--- Start Data for this task ---

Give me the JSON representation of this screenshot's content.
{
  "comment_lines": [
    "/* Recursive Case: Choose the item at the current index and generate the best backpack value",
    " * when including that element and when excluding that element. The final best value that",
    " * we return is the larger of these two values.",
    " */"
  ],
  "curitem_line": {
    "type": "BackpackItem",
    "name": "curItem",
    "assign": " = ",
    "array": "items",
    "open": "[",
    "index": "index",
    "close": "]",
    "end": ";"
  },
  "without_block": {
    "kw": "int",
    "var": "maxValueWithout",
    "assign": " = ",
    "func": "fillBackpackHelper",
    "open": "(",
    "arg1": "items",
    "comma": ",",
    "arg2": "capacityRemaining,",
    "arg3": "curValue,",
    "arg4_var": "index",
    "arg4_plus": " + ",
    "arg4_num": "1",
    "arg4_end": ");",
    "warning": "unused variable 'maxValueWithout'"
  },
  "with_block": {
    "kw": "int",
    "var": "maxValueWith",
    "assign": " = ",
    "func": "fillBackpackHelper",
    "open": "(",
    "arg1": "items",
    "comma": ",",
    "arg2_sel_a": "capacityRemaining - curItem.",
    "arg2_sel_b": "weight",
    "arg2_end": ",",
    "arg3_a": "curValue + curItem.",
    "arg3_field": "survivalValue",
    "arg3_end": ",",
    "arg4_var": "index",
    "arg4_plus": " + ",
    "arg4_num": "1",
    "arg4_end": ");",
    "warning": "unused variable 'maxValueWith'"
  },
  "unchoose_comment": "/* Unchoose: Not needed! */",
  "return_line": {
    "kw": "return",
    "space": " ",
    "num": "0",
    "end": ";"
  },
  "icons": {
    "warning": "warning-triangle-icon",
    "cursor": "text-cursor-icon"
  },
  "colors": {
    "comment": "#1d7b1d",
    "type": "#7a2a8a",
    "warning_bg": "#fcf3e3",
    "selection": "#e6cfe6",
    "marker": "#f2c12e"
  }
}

--- End Data for this task ---

- **Task directions**: Your task is to reproduce all of the records exactly.

- **Right answer**:
Give me the JSON representation of this screenshot's content.
{
  "comment_lines": [
    "/* Recursive Case: Choose the item at the current index and generate the best backpack value",
    " * when including that element and when excluding that element. The final best value that",
    " * we return is the larger of these two values.",
    " */"
  ],
  "curitem_line": {
    "type": "BackpackItem",
    "name": "curItem",
    "assign": " = ",
    "array": "items",
    "open": "[",
    "index": "index",
    "close": "]",
    "end": ";"
  },
  "without_block": {
    "kw": "int",
    "var": "maxValueWithout",
    "assign": " = ",
    "func": "fillBackpackHelper",
    "open": "(",
    "arg1": "items",
    "comma": ",",
    "arg2": "capacityRemaining,",
    "arg3": "curValue,",
    "arg4_var": "index",
    "arg4_plus": " + ",
    "arg4_num": "1",
    "arg4_end": ");",
    "warning": "unused variable 'maxValueWithout'"
  },
  "with_block": {
    "kw": "int",
    "var": "maxValueWith",
    "assign": " = ",
    "func": "fillBackpackHelper",
    "open": "(",
    "arg1": "items",
    "comma": ",",
    "arg2_sel_a": "capacityRemaining - curItem.",
    "arg2_sel_b": "weight",
    "arg2_end": ",",
    "arg3_a": "curValue + curItem.",
    "arg3_field": "survivalValue",
    "arg3_end": ",",
    "arg4_var": "index",
    "arg4_plus": " + ",
    "arg4_num": "1",
    "arg4_end": ");",
    "warning": "unused variable 'maxValueWith'"
  },
  "unchoose_comment": "/* Unchoose: Not needed! */",
  "return_line": {
    "kw": "return",
    "space": " ",
    "num": "0",
    "end": ";"
  },
  "icons": {
    "warning": "warning-triangle-icon",
    "cursor": "text-cursor-icon"
  },
  "colors": {
    "comment": "#1d7b1d",
    "type": "#7a2a8a",
    "warning_bg": "#fcf3e3",
    "selection": "#e6cfe6",
    "marker": "#f2c12e"
  }
}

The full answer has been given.